Stored data entries

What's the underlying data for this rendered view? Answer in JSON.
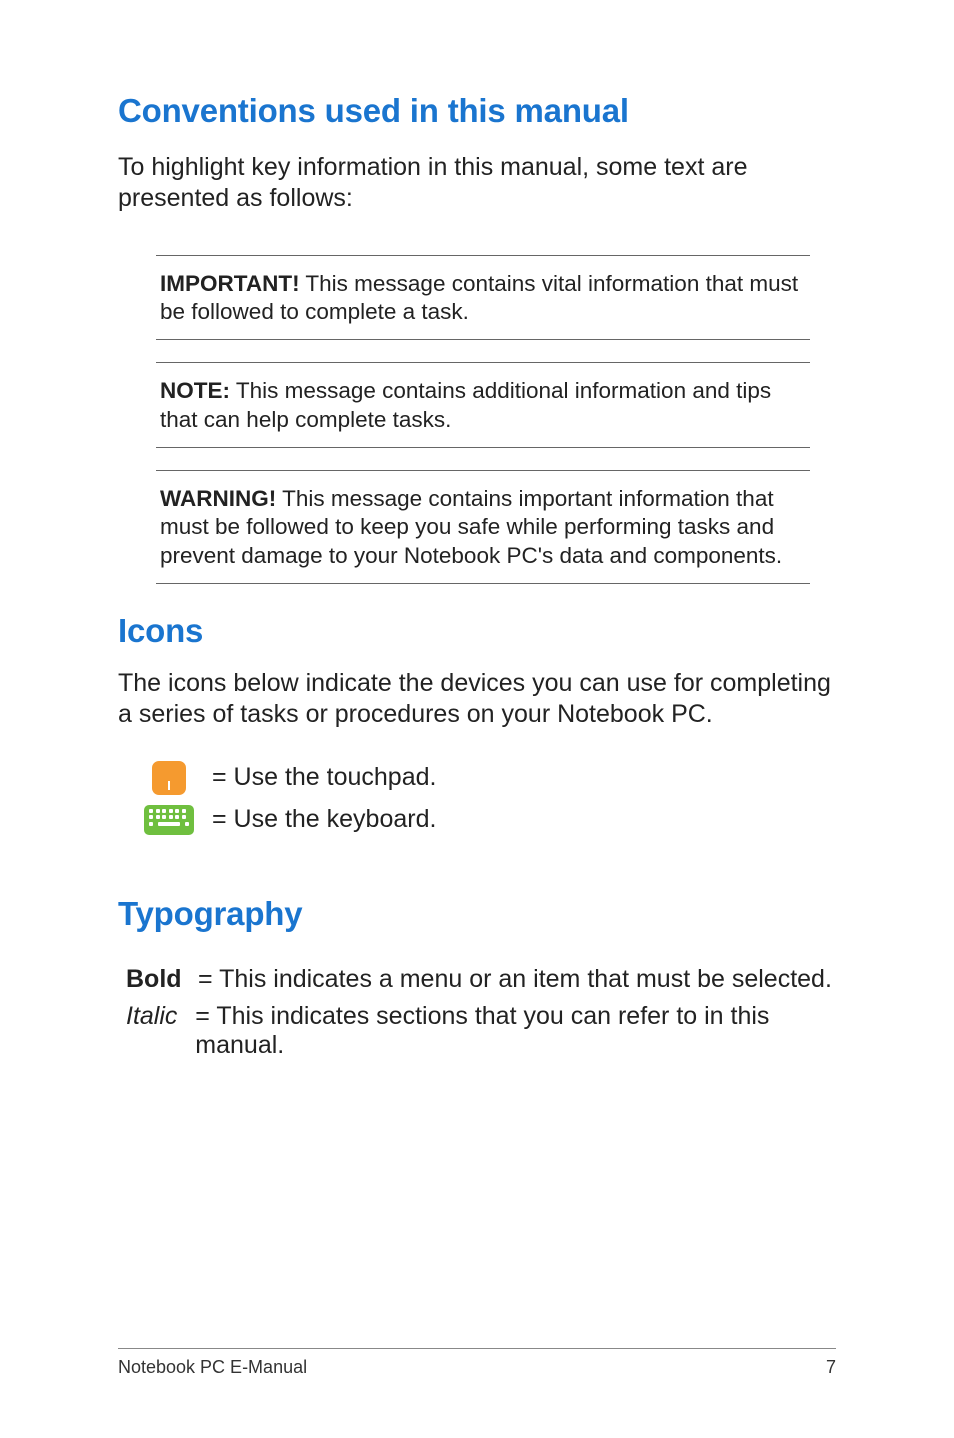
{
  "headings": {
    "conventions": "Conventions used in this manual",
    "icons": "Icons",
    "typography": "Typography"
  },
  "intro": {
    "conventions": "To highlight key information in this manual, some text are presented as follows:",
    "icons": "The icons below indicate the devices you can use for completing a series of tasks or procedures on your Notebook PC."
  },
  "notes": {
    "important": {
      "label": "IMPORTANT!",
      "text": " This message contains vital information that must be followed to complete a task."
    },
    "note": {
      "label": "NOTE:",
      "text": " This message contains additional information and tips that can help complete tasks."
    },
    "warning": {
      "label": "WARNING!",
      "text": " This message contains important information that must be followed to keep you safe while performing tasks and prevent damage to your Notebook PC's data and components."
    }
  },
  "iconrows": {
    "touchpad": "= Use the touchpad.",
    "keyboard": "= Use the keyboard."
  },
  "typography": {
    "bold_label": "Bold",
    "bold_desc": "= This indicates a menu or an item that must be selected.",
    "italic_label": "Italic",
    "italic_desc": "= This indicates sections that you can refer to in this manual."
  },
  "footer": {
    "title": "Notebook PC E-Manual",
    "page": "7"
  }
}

• **YOUR GOAL**: Go through the listing above and pull out each line containing the word "conventions".

• **FINAL RESULT**:
    "conventions": "Conventions used in this manual",
    "conventions": "To highlight key information in this manual, some text are presented as follows:",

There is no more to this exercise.